**Exercise aim**
All entries must be repeated exactly; do not include the pictures.

**Input material**
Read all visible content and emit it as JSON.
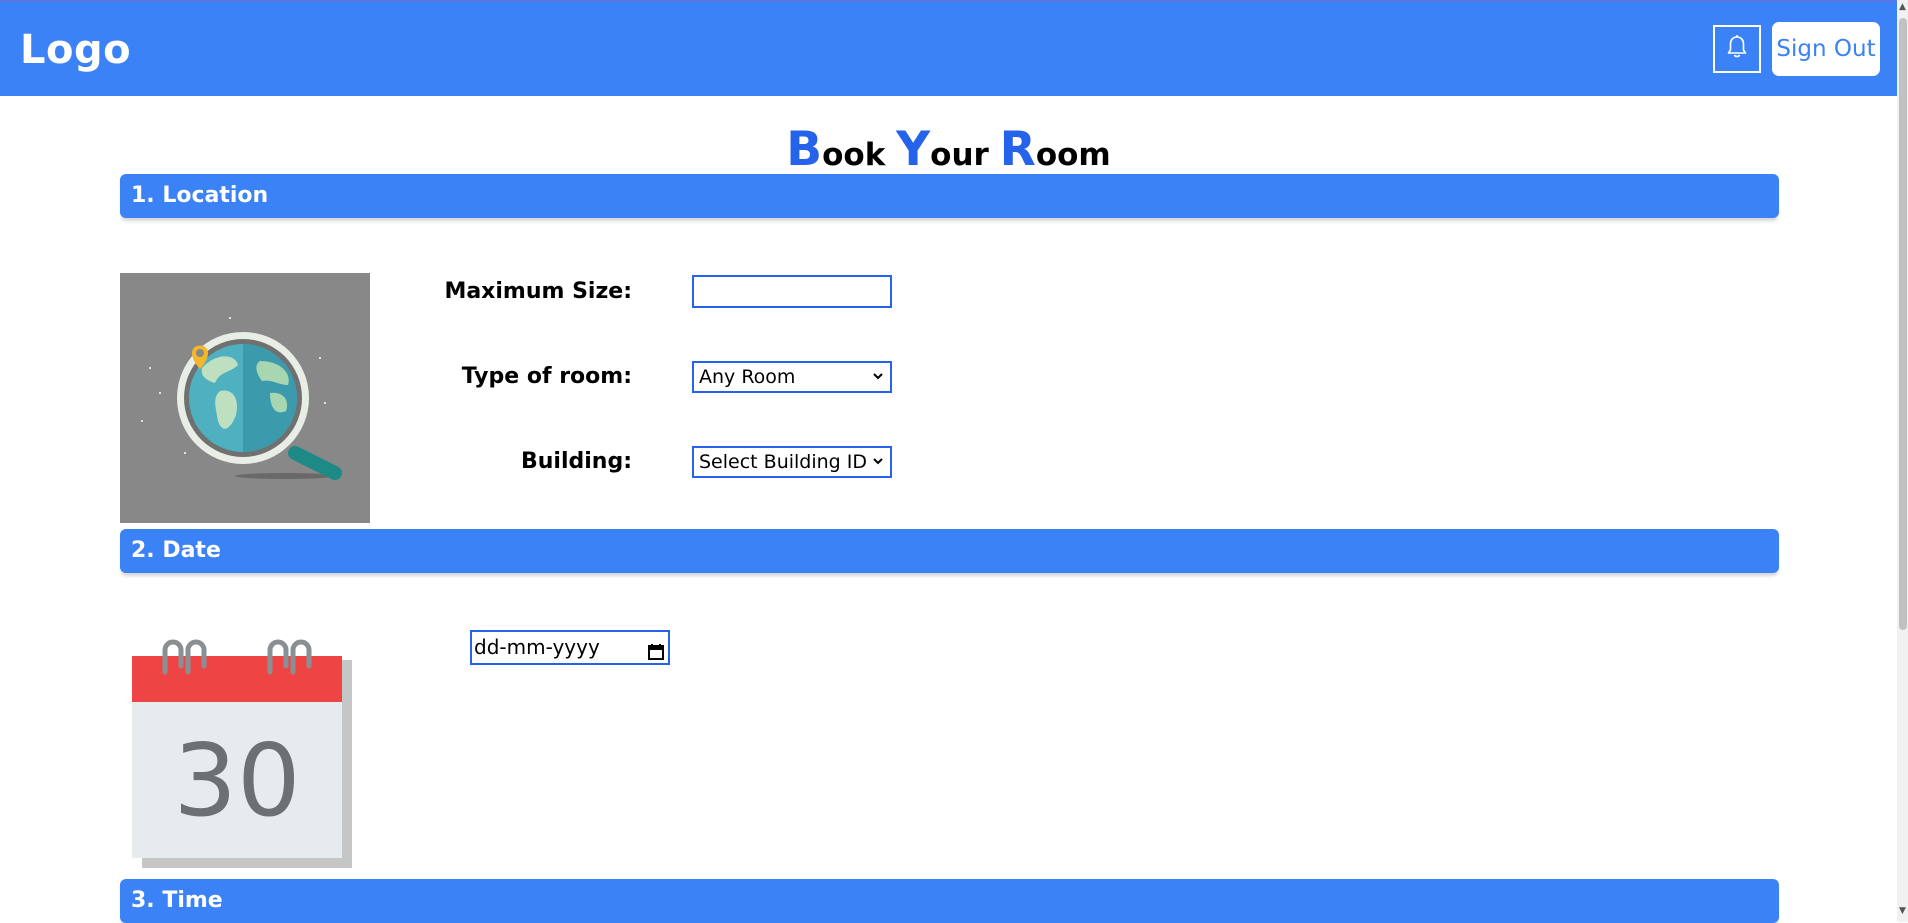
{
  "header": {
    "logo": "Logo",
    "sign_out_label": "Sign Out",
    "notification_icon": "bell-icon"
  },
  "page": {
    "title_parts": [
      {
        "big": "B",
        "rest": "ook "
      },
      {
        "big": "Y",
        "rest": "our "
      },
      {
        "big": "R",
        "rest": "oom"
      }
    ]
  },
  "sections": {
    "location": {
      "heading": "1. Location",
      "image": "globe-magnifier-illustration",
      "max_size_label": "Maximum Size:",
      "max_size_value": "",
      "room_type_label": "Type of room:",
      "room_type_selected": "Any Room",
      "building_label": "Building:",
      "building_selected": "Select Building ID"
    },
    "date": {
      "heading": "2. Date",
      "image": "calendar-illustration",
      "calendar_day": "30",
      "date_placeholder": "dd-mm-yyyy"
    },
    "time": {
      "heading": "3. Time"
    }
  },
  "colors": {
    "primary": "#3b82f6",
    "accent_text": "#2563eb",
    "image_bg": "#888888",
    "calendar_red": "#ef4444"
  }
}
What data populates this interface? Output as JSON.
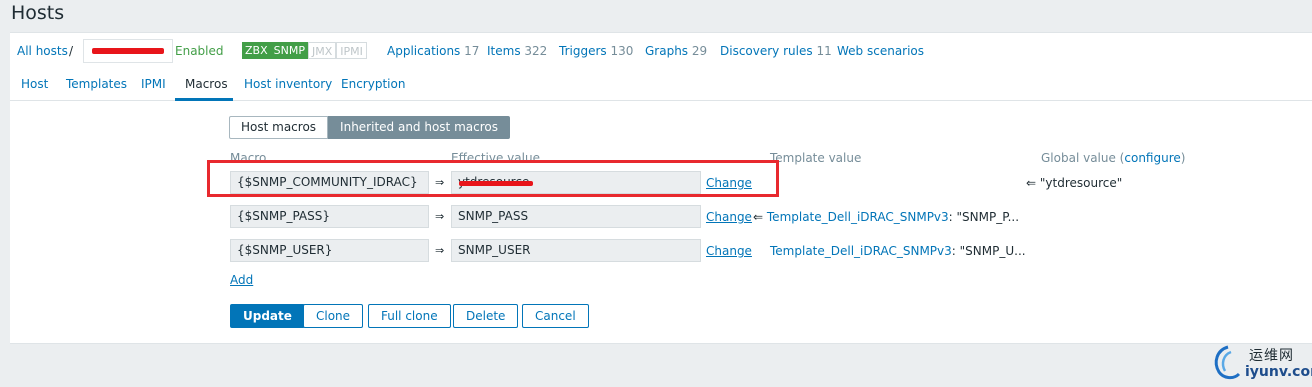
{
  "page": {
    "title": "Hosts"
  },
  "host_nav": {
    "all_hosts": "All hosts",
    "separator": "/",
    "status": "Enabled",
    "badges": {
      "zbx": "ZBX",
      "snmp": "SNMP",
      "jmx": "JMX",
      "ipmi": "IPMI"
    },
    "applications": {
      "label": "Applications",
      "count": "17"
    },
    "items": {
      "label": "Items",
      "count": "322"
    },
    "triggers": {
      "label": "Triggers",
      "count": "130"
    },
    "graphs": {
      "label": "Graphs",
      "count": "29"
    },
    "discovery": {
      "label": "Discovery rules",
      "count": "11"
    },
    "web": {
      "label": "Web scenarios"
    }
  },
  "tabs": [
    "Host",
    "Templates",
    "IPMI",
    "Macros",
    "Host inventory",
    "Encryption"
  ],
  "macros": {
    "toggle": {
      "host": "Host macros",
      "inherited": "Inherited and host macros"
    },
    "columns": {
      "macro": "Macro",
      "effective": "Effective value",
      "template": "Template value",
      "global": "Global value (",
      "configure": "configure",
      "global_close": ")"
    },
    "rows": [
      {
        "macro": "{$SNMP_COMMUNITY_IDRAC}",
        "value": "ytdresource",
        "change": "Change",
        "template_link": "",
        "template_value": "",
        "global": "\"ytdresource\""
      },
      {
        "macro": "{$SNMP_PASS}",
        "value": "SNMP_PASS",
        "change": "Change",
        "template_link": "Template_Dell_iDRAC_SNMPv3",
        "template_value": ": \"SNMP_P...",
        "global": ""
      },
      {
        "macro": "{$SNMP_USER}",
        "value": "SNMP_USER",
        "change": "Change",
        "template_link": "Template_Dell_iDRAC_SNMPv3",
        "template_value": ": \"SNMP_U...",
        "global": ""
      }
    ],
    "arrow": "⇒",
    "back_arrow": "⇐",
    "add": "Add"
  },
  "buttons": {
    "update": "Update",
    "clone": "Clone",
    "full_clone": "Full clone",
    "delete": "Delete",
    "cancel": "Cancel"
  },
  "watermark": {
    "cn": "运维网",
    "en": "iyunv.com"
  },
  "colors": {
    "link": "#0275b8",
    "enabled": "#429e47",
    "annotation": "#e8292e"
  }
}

**Problem solution**
Read all visible content and emit it as JSON.
{
  "header": {
    "logo": "Logo",
    "sign_out_label": "Sign Out",
    "notification_icon": "bell-icon"
  },
  "page": {
    "title_parts": [
      {
        "big": "B",
        "rest": "ook "
      },
      {
        "big": "Y",
        "rest": "our "
      },
      {
        "big": "R",
        "rest": "oom"
      }
    ]
  },
  "sections": {
    "location": {
      "heading": "1. Location",
      "image": "globe-magnifier-illustration",
      "max_size_label": "Maximum Size:",
      "max_size_value": "",
      "room_type_label": "Type of room:",
      "room_type_selected": "Any Room",
      "building_label": "Building:",
      "building_selected": "Select Building ID"
    },
    "date": {
      "heading": "2. Date",
      "image": "calendar-illustration",
      "calendar_day": "30",
      "date_placeholder": "dd-mm-yyyy"
    },
    "time": {
      "heading": "3. Time"
    }
  },
  "colors": {
    "primary": "#3b82f6",
    "accent_text": "#2563eb",
    "image_bg": "#888888",
    "calendar_red": "#ef4444"
  }
}
What data populates this interface? Output as JSON.
{
  "page": {
    "title": "Hosts"
  },
  "host_nav": {
    "all_hosts": "All hosts",
    "separator": "/",
    "status": "Enabled",
    "badges": {
      "zbx": "ZBX",
      "snmp": "SNMP",
      "jmx": "JMX",
      "ipmi": "IPMI"
    },
    "applications": {
      "label": "Applications",
      "count": "17"
    },
    "items": {
      "label": "Items",
      "count": "322"
    },
    "triggers": {
      "label": "Triggers",
      "count": "130"
    },
    "graphs": {
      "label": "Graphs",
      "count": "29"
    },
    "discovery": {
      "label": "Discovery rules",
      "count": "11"
    },
    "web": {
      "label": "Web scenarios"
    }
  },
  "tabs": [
    "Host",
    "Templates",
    "IPMI",
    "Macros",
    "Host inventory",
    "Encryption"
  ],
  "macros": {
    "toggle": {
      "host": "Host macros",
      "inherited": "Inherited and host macros"
    },
    "columns": {
      "macro": "Macro",
      "effective": "Effective value",
      "template": "Template value",
      "global": "Global value (",
      "configure": "configure",
      "global_close": ")"
    },
    "rows": [
      {
        "macro": "{$SNMP_COMMUNITY_IDRAC}",
        "value": "ytdresource",
        "change": "Change",
        "template_link": "",
        "template_value": "",
        "global": "\"ytdresource\""
      },
      {
        "macro": "{$SNMP_PASS}",
        "value": "SNMP_PASS",
        "change": "Change",
        "template_link": "Template_Dell_iDRAC_SNMPv3",
        "template_value": ": \"SNMP_P...",
        "global": ""
      },
      {
        "macro": "{$SNMP_USER}",
        "value": "SNMP_USER",
        "change": "Change",
        "template_link": "Template_Dell_iDRAC_SNMPv3",
        "template_value": ": \"SNMP_U...",
        "global": ""
      }
    ],
    "arrow": "⇒",
    "back_arrow": "⇐",
    "add": "Add"
  },
  "buttons": {
    "update": "Update",
    "clone": "Clone",
    "full_clone": "Full clone",
    "delete": "Delete",
    "cancel": "Cancel"
  },
  "watermark": {
    "cn": "运维网",
    "en": "iyunv.com"
  },
  "colors": {
    "link": "#0275b8",
    "enabled": "#429e47",
    "annotation": "#e8292e"
  }
}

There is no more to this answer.